Which lines below hold the word "shown"? Report each one.

start DATASET RECORDS

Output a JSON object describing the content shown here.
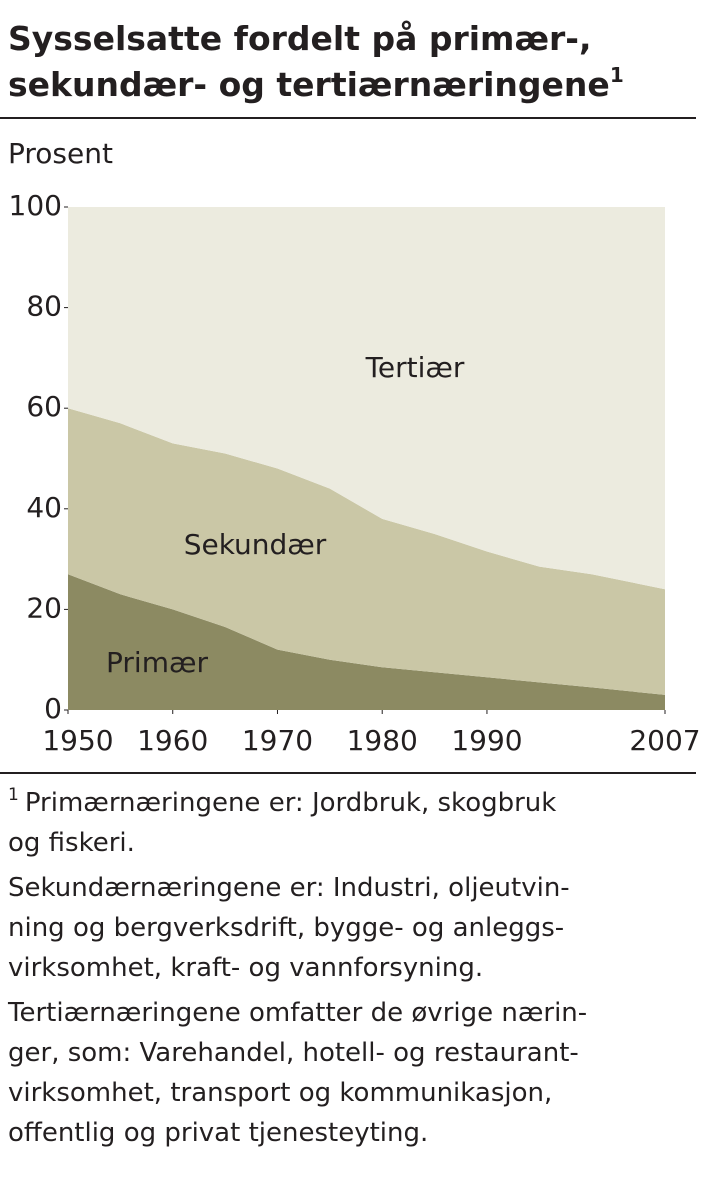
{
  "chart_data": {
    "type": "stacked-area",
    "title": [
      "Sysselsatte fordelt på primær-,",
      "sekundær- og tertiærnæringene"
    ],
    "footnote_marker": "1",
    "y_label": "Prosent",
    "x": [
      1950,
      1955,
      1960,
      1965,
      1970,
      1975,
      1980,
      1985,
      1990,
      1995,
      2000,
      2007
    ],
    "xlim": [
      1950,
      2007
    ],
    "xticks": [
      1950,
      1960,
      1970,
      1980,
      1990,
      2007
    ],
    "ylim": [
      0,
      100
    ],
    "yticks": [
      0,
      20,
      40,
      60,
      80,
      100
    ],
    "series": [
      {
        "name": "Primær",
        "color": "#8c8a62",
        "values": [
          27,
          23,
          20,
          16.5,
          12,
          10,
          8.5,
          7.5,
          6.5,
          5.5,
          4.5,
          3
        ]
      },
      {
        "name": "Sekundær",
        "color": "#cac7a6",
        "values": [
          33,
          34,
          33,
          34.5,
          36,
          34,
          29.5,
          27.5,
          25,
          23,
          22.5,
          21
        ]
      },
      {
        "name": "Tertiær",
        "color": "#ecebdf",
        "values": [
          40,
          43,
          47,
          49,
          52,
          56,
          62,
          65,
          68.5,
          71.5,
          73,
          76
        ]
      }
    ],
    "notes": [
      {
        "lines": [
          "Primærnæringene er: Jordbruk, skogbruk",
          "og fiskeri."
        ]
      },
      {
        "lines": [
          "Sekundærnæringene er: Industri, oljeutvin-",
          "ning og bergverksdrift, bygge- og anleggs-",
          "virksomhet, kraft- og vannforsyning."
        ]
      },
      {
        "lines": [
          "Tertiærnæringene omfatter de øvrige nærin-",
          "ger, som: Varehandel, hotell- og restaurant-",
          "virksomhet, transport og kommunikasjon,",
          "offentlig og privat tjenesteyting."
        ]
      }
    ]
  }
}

end DATASET RECORDS
start DATASET RECORDS

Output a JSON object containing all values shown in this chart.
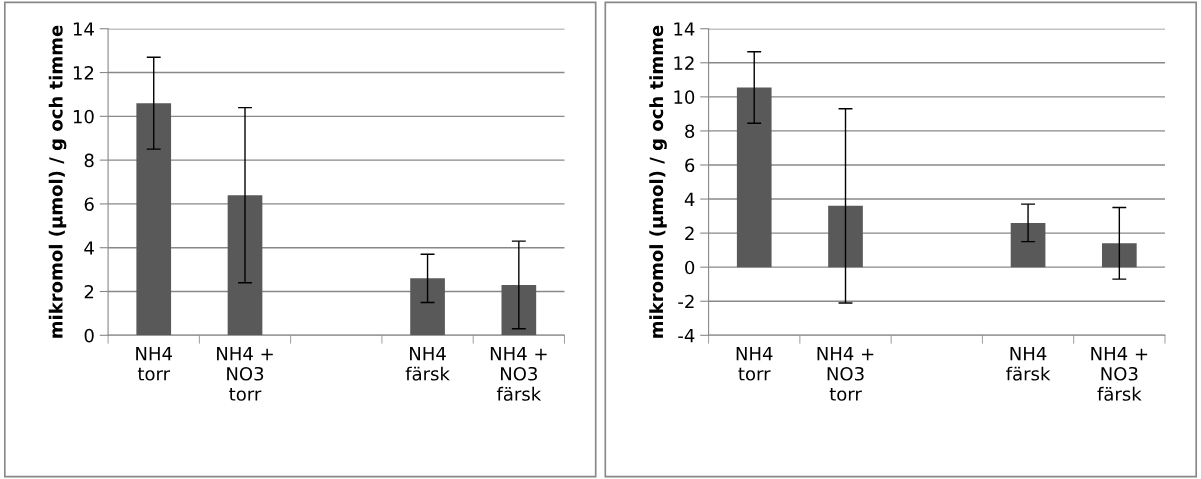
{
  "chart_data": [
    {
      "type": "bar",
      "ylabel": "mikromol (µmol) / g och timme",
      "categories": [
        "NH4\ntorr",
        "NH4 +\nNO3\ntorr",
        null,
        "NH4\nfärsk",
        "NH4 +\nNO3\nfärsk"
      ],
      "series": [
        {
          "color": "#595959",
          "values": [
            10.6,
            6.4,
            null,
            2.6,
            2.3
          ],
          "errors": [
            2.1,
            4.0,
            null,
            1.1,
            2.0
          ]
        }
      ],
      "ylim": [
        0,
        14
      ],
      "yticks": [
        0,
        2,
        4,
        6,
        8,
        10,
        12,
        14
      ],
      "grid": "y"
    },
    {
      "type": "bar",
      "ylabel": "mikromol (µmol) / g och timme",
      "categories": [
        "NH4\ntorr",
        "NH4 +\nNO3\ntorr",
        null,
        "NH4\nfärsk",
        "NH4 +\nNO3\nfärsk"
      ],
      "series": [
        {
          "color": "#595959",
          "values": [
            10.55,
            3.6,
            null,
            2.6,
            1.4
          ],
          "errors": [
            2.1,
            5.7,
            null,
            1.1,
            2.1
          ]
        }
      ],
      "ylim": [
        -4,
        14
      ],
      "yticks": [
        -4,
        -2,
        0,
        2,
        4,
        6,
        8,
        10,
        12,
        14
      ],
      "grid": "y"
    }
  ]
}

end DATASET RECORDS

• **ANSWER TO THIS TASK**
Output a JSON object describing the content shown here.
Output a JSON object containing all values shown in this chart.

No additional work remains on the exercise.